# START OF Raw records

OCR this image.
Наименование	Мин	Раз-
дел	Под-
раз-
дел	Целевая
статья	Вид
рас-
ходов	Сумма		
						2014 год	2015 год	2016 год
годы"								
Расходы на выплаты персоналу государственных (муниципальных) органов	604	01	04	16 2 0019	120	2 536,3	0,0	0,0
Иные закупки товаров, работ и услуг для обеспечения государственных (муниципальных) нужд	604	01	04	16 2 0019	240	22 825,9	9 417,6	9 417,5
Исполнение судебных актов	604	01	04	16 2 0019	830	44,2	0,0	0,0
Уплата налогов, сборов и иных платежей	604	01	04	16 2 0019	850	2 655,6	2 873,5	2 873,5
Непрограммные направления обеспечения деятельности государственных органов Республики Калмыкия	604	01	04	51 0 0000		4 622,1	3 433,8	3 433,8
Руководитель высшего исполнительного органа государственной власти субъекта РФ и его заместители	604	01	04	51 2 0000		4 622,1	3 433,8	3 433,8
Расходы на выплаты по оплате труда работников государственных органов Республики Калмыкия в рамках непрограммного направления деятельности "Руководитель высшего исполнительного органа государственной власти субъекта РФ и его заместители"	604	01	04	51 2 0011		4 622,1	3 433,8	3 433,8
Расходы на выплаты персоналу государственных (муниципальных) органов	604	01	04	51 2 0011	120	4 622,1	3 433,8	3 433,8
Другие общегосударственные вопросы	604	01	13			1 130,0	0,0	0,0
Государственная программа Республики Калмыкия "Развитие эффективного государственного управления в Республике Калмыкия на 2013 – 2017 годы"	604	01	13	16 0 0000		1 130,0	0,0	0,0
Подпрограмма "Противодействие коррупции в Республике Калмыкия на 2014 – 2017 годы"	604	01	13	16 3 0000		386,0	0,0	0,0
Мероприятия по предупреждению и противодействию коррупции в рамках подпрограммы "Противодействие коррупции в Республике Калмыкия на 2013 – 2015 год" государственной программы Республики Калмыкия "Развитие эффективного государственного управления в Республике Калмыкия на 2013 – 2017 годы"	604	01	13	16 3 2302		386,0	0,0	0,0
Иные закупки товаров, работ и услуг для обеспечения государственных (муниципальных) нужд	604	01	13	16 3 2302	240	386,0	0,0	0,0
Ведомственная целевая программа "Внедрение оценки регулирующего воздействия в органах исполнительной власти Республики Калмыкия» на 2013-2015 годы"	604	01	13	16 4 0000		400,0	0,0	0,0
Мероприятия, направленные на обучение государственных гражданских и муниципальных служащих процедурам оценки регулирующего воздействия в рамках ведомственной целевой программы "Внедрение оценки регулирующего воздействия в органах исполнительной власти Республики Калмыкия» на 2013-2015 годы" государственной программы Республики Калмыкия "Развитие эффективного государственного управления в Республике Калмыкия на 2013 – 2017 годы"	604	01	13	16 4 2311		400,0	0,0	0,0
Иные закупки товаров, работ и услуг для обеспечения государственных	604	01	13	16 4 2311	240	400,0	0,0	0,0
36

# END OF Raw records

■ What the exercise asks
Select and copy every line of the listing with the word "органах".

■ Problem solution
Ведомственная целевая программа "Внедрение оценки регулирующего воздействия в органах исполнительной власти Республики Калмыкия» на 2013-2015 годы"	604	01	13	16 4 0000		400,0	0,0	0,0
Мероприятия, направленные на обучение государственных гражданских и муниципальных служащих процедурам оценки регулирующего воздействия в рамках ведомственной целевой программы "Внедрение оценки регулирующего воздействия в органах исполнительной власти Республики Калмыкия» на 2013-2015 годы" государственной программы Республики Калмыкия "Развитие эффективного государственного управления в Республике Калмыкия на 2013 – 2017 годы"	604	01	13	16 4 2311		400,0	0,0	0,0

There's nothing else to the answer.